[Data excerpts]
::::::

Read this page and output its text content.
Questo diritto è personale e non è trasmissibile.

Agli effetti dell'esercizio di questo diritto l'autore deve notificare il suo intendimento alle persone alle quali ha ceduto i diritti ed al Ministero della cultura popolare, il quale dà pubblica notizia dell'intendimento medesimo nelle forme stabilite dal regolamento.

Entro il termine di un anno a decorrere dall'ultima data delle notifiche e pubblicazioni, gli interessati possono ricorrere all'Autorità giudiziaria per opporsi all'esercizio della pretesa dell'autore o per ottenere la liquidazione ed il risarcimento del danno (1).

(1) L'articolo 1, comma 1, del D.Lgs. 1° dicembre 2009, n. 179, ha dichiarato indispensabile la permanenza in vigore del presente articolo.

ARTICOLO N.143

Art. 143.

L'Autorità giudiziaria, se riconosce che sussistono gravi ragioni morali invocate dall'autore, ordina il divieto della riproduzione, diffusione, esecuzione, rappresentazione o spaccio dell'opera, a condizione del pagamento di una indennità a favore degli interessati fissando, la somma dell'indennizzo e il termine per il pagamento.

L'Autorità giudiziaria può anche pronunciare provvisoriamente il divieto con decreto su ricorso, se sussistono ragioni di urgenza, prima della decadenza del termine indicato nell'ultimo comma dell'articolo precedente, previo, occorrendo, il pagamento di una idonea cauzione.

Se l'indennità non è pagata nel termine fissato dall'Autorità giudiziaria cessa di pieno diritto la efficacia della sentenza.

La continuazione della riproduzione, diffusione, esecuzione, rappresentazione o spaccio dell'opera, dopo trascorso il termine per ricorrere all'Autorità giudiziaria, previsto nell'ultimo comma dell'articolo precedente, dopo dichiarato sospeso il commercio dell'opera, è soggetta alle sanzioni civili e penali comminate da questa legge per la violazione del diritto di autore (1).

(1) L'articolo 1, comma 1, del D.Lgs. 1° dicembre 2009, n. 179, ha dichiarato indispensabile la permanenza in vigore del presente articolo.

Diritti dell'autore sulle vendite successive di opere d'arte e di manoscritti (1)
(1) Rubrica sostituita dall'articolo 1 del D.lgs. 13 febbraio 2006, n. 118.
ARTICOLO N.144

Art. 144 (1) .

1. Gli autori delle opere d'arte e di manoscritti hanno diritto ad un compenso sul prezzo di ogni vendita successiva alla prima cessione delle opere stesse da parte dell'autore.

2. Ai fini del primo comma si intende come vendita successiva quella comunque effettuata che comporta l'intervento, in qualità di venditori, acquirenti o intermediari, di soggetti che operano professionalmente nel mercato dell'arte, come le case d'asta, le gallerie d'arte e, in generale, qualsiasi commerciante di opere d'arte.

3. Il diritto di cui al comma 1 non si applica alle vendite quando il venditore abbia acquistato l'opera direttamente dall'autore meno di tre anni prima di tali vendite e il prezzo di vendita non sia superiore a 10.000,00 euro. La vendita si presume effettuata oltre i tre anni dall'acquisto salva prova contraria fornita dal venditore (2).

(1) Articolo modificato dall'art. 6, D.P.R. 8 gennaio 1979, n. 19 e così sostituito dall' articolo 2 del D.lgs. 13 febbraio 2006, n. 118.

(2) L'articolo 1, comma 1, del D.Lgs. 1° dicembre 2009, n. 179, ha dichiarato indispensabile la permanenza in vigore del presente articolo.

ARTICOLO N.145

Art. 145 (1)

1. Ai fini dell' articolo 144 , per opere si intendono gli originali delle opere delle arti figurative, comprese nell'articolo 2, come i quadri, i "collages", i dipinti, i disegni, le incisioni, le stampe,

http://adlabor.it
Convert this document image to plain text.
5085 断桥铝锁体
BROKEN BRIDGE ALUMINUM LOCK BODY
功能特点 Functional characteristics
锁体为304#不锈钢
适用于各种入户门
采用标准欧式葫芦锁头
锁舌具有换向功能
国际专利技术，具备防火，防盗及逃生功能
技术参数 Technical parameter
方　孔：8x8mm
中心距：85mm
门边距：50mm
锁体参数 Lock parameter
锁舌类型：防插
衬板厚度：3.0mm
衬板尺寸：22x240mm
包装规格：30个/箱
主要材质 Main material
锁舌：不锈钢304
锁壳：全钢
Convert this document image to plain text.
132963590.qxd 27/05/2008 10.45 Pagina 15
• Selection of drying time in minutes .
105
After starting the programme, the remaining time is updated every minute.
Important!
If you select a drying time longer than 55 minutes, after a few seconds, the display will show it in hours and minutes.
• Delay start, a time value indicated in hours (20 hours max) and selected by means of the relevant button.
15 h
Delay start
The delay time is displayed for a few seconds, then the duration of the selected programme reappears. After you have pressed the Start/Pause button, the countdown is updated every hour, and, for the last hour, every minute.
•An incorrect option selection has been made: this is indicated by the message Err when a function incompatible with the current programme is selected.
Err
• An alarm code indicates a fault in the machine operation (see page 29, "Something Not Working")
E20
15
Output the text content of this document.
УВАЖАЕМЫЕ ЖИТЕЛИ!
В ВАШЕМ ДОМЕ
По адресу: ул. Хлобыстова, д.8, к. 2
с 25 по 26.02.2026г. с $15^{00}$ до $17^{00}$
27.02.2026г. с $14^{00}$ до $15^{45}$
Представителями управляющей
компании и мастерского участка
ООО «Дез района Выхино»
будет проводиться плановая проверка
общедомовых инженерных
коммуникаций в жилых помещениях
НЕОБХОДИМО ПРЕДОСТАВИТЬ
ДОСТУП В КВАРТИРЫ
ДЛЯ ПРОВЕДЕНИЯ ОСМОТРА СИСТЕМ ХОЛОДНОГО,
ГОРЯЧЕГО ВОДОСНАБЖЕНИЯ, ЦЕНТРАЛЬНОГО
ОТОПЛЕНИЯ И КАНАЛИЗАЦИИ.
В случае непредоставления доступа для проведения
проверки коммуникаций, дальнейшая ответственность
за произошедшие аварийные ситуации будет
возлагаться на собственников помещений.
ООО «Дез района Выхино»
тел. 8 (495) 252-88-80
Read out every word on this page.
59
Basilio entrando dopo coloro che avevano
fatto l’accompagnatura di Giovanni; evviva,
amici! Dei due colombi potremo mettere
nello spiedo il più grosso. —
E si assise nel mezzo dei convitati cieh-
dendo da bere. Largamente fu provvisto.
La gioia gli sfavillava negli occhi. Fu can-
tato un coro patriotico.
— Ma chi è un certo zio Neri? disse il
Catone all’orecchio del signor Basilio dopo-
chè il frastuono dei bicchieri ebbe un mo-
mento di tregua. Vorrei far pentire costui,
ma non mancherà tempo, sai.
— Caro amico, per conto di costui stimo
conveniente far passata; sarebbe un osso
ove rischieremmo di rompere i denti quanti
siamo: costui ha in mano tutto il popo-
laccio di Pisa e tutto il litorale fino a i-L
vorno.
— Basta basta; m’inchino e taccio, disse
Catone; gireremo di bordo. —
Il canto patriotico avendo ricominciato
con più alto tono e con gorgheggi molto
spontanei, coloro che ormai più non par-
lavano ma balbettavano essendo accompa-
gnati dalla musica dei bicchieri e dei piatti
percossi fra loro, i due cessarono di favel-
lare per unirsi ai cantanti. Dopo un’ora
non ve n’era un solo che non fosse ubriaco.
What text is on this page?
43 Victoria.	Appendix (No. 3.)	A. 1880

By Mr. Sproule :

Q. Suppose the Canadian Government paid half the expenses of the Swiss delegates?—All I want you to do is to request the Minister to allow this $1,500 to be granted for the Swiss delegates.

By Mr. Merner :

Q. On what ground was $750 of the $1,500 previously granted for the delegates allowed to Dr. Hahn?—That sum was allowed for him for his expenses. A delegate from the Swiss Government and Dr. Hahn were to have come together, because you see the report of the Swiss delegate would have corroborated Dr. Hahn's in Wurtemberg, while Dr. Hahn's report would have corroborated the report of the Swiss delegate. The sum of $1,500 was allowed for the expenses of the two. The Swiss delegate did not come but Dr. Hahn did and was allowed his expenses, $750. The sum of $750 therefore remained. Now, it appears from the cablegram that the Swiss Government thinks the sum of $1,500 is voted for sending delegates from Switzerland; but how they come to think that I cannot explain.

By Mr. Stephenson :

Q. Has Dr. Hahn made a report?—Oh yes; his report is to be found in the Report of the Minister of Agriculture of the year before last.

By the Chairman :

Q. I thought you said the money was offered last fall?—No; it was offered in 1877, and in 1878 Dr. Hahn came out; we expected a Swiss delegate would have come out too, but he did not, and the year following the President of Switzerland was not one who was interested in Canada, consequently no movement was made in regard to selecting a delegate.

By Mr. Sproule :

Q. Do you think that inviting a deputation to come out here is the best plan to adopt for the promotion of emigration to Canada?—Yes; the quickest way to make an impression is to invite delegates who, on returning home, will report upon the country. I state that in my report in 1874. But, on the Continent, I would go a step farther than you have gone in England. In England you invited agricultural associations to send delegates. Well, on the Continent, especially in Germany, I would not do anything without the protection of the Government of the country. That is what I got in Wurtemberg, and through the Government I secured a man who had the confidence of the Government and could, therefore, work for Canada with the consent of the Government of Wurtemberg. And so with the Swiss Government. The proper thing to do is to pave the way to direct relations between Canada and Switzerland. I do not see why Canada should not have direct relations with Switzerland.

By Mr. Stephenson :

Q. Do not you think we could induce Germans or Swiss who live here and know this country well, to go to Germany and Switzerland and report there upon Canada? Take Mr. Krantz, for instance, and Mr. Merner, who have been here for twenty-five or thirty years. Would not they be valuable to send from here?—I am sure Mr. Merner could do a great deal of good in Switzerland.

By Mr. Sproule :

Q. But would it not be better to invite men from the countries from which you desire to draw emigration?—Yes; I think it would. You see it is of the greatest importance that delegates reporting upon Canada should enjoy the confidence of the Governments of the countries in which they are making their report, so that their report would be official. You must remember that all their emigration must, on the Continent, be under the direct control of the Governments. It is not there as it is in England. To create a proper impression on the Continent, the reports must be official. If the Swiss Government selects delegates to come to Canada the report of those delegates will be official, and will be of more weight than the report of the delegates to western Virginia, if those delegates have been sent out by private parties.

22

::::::

Going through the entries above, tally each line that has the word "fini". Answer with the number only.

2